* Excerpts from a figure dataset *

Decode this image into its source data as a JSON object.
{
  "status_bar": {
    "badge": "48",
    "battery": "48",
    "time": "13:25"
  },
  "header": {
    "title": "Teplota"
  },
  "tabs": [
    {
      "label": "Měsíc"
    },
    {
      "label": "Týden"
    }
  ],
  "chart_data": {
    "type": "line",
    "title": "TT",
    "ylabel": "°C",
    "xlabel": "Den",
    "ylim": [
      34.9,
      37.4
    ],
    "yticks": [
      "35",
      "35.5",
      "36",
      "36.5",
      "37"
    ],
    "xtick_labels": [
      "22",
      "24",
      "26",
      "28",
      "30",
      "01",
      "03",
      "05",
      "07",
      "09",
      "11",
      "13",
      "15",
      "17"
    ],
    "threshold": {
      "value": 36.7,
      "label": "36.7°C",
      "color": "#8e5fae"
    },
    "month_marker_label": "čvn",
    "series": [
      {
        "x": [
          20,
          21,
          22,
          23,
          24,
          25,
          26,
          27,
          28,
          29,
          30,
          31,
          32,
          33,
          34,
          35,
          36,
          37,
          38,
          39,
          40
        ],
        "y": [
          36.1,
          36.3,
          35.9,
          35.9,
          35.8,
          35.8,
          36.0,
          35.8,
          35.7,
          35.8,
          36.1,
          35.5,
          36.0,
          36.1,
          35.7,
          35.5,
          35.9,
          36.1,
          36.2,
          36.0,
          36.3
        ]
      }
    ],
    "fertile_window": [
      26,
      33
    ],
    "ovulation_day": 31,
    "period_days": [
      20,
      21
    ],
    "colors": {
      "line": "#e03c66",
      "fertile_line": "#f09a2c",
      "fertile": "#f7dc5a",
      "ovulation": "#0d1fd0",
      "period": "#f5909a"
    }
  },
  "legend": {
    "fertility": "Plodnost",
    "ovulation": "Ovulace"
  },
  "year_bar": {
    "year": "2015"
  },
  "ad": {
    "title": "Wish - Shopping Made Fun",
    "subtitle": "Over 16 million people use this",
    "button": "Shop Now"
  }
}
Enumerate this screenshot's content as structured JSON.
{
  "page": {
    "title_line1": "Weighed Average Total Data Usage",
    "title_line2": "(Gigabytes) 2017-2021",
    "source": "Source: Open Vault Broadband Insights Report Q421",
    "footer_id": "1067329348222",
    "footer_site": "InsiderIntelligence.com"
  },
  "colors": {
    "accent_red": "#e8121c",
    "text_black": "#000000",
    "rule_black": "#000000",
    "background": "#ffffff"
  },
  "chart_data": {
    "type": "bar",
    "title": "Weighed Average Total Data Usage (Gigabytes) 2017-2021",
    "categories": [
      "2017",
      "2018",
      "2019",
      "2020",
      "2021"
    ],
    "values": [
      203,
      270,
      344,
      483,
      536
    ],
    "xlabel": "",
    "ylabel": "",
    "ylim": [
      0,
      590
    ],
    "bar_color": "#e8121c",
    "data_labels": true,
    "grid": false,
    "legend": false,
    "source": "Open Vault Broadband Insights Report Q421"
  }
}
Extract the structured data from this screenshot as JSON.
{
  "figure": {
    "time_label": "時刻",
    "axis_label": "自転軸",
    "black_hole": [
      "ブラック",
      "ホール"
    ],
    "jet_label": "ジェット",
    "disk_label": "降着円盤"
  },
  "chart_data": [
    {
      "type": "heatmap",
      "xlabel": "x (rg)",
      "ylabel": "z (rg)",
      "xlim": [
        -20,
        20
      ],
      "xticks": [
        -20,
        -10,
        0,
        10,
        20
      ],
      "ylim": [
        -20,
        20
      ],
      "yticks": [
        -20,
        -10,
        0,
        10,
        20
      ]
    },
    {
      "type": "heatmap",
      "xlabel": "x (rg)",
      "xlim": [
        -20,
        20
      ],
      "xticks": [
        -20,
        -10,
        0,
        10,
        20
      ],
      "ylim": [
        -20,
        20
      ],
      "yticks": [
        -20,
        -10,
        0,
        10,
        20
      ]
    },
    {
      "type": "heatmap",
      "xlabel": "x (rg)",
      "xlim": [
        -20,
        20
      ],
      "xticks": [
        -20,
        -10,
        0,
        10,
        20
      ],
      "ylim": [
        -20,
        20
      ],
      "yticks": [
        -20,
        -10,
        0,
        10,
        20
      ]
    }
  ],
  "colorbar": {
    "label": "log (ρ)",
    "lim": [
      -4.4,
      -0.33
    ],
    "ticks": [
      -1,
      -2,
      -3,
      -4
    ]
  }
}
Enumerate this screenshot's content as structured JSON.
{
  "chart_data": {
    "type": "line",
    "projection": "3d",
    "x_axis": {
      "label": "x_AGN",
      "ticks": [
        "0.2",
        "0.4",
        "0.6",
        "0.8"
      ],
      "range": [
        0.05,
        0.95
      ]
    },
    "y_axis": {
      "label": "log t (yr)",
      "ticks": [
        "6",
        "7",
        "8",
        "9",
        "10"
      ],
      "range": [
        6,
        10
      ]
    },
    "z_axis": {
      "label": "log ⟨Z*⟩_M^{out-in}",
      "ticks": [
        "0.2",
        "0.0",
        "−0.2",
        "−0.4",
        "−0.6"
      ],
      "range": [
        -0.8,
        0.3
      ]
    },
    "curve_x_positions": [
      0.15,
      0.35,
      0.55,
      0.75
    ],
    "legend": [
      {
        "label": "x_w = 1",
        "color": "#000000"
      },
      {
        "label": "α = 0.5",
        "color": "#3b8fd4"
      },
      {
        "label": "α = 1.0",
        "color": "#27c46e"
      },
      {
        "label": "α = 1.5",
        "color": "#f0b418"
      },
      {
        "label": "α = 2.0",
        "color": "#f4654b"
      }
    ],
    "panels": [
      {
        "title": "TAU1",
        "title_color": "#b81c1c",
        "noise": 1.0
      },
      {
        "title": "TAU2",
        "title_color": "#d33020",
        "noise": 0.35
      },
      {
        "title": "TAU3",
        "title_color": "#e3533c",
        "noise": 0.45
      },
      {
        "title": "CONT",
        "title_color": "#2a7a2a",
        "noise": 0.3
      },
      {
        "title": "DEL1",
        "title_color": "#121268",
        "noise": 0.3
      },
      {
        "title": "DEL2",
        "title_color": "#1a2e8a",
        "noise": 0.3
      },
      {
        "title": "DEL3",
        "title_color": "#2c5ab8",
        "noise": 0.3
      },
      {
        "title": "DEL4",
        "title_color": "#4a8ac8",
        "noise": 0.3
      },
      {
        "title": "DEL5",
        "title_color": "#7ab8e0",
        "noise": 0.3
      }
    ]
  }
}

* WHAT YOU WILL DO *
Exactly reproduce every line found in the records.

* OUTPUT OF THE TASK *
Decode this image into its source data as a JSON object.
{
  "status_bar": {
    "badge": "48",
    "battery": "48",
    "time": "13:25"
  },
  "header": {
    "title": "Teplota"
  },
  "tabs": [
    {
      "label": "Měsíc"
    },
    {
      "label": "Týden"
    }
  ],
  "chart_data": {
    "type": "line",
    "title": "TT",
    "ylabel": "°C",
    "xlabel": "Den",
    "ylim": [
      34.9,
      37.4
    ],
    "yticks": [
      "35",
      "35.5",
      "36",
      "36.5",
      "37"
    ],
    "xtick_labels": [
      "22",
      "24",
      "26",
      "28",
      "30",
      "01",
      "03",
      "05",
      "07",
      "09",
      "11",
      "13",
      "15",
      "17"
    ],
    "threshold": {
      "value": 36.7,
      "label": "36.7°C",
      "color": "#8e5fae"
    },
    "month_marker_label": "čvn",
    "series": [
      {
        "x": [
          20,
          21,
          22,
          23,
          24,
          25,
          26,
          27,
          28,
          29,
          30,
          31,
          32,
          33,
          34,
          35,
          36,
          37,
          38,
          39,
          40
        ],
        "y": [
          36.1,
          36.3,
          35.9,
          35.9,
          35.8,
          35.8,
          36.0,
          35.8,
          35.7,
          35.8,
          36.1,
          35.5,
          36.0,
          36.1,
          35.7,
          35.5,
          35.9,
          36.1,
          36.2,
          36.0,
          36.3
        ]
      }
    ],
    "fertile_window": [
      26,
      33
    ],
    "ovulation_day": 31,
    "period_days": [
      20,
      21
    ],
    "colors": {
      "line": "#e03c66",
      "fertile_line": "#f09a2c",
      "fertile": "#f7dc5a",
      "ovulation": "#0d1fd0",
      "period": "#f5909a"
    }
  },
  "legend": {
    "fertility": "Plodnost",
    "ovulation": "Ovulace"
  },
  "year_bar": {
    "year": "2015"
  },
  "ad": {
    "title": "Wish - Shopping Made Fun",
    "subtitle": "Over 16 million people use this",
    "button": "Shop Now"
  }
}
Enumerate this screenshot's content as structured JSON.
{
  "page": {
    "title_line1": "Weighed Average Total Data Usage",
    "title_line2": "(Gigabytes) 2017-2021",
    "source": "Source: Open Vault Broadband Insights Report Q421",
    "footer_id": "1067329348222",
    "footer_site": "InsiderIntelligence.com"
  },
  "colors": {
    "accent_red": "#e8121c",
    "text_black": "#000000",
    "rule_black": "#000000",
    "background": "#ffffff"
  },
  "chart_data": {
    "type": "bar",
    "title": "Weighed Average Total Data Usage (Gigabytes) 2017-2021",
    "categories": [
      "2017",
      "2018",
      "2019",
      "2020",
      "2021"
    ],
    "values": [
      203,
      270,
      344,
      483,
      536
    ],
    "xlabel": "",
    "ylabel": "",
    "ylim": [
      0,
      590
    ],
    "bar_color": "#e8121c",
    "data_labels": true,
    "grid": false,
    "legend": false,
    "source": "Open Vault Broadband Insights Report Q421"
  }
}
Extract the structured data from this screenshot as JSON.
{
  "figure": {
    "time_label": "時刻",
    "axis_label": "自転軸",
    "black_hole": [
      "ブラック",
      "ホール"
    ],
    "jet_label": "ジェット",
    "disk_label": "降着円盤"
  },
  "chart_data": [
    {
      "type": "heatmap",
      "xlabel": "x (rg)",
      "ylabel": "z (rg)",
      "xlim": [
        -20,
        20
      ],
      "xticks": [
        -20,
        -10,
        0,
        10,
        20
      ],
      "ylim": [
        -20,
        20
      ],
      "yticks": [
        -20,
        -10,
        0,
        10,
        20
      ]
    },
    {
      "type": "heatmap",
      "xlabel": "x (rg)",
      "xlim": [
        -20,
        20
      ],
      "xticks": [
        -20,
        -10,
        0,
        10,
        20
      ],
      "ylim": [
        -20,
        20
      ],
      "yticks": [
        -20,
        -10,
        0,
        10,
        20
      ]
    },
    {
      "type": "heatmap",
      "xlabel": "x (rg)",
      "xlim": [
        -20,
        20
      ],
      "xticks": [
        -20,
        -10,
        0,
        10,
        20
      ],
      "ylim": [
        -20,
        20
      ],
      "yticks": [
        -20,
        -10,
        0,
        10,
        20
      ]
    }
  ],
  "colorbar": {
    "label": "log (ρ)",
    "lim": [
      -4.4,
      -0.33
    ],
    "ticks": [
      -1,
      -2,
      -3,
      -4
    ]
  }
}
Enumerate this screenshot's content as structured JSON.
{
  "chart_data": {
    "type": "line",
    "projection": "3d",
    "x_axis": {
      "label": "x_AGN",
      "ticks": [
        "0.2",
        "0.4",
        "0.6",
        "0.8"
      ],
      "range": [
        0.05,
        0.95
      ]
    },
    "y_axis": {
      "label": "log t (yr)",
      "ticks": [
        "6",
        "7",
        "8",
        "9",
        "10"
      ],
      "range": [
        6,
        10
      ]
    },
    "z_axis": {
      "label": "log ⟨Z*⟩_M^{out-in}",
      "ticks": [
        "0.2",
        "0.0",
        "−0.2",
        "−0.4",
        "−0.6"
      ],
      "range": [
        -0.8,
        0.3
      ]
    },
    "curve_x_positions": [
      0.15,
      0.35,
      0.55,
      0.75
    ],
    "legend": [
      {
        "label": "x_w = 1",
        "color": "#000000"
      },
      {
        "label": "α = 0.5",
        "color": "#3b8fd4"
      },
      {
        "label": "α = 1.0",
        "color": "#27c46e"
      },
      {
        "label": "α = 1.5",
        "color": "#f0b418"
      },
      {
        "label": "α = 2.0",
        "color": "#f4654b"
      }
    ],
    "panels": [
      {
        "title": "TAU1",
        "title_color": "#b81c1c",
        "noise": 1.0
      },
      {
        "title": "TAU2",
        "title_color": "#d33020",
        "noise": 0.35
      },
      {
        "title": "TAU3",
        "title_color": "#e3533c",
        "noise": 0.45
      },
      {
        "title": "CONT",
        "title_color": "#2a7a2a",
        "noise": 0.3
      },
      {
        "title": "DEL1",
        "title_color": "#121268",
        "noise": 0.3
      },
      {
        "title": "DEL2",
        "title_color": "#1a2e8a",
        "noise": 0.3
      },
      {
        "title": "DEL3",
        "title_color": "#2c5ab8",
        "noise": 0.3
      },
      {
        "title": "DEL4",
        "title_color": "#4a8ac8",
        "noise": 0.3
      },
      {
        "title": "DEL5",
        "title_color": "#7ab8e0",
        "noise": 0.3
      }
    ]
  }
}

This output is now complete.